> **EXERCISE**
Copy the data precisely, character for character, and leave out every picture.

> **MATERIAL SHOWN**
>>
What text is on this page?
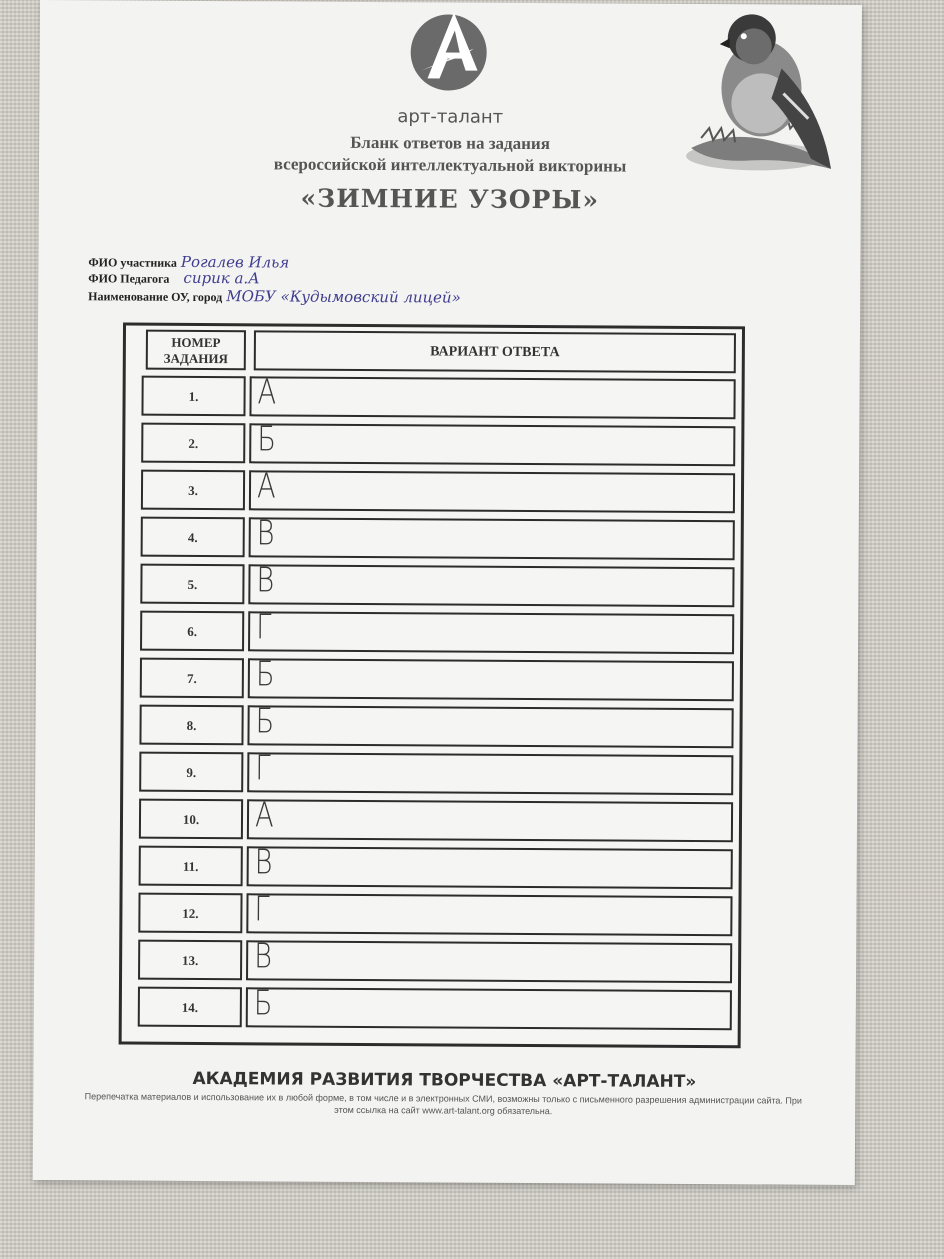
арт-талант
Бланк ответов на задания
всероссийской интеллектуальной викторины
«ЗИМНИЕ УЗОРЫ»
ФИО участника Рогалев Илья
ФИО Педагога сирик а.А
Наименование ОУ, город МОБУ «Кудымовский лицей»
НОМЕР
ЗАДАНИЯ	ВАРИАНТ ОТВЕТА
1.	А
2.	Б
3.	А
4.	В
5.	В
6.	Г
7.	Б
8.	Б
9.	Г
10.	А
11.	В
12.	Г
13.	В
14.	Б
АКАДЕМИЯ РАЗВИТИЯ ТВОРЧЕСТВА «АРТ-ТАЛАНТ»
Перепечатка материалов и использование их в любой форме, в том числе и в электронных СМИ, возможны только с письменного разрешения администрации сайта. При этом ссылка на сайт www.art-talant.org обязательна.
<<
> **EXERCISE SOLUTION**
What text is on this page?
арт-талант
Бланк ответов на задания
всероссийской интеллектуальной викторины
«ЗИМНИЕ УЗОРЫ»
ФИО участника Рогалев Илья
ФИО Педагога сирик а.А
Наименование ОУ, город МОБУ «Кудымовский лицей»
НОМЕР
ЗАДАНИЯ	ВАРИАНТ ОТВЕТА
1.	А
2.	Б
3.	А
4.	В
5.	В
6.	Г
7.	Б
8.	Б
9.	Г
10.	А
11.	В
12.	Г
13.	В
14.	Б
АКАДЕМИЯ РАЗВИТИЯ ТВОРЧЕСТВА «АРТ-ТАЛАНТ»
Перепечатка материалов и использование их в любой форме, в том числе и в электронных СМИ, возможны только с письменного разрешения администрации сайта. При этом ссылка на сайт www.art-talant.org обязательна.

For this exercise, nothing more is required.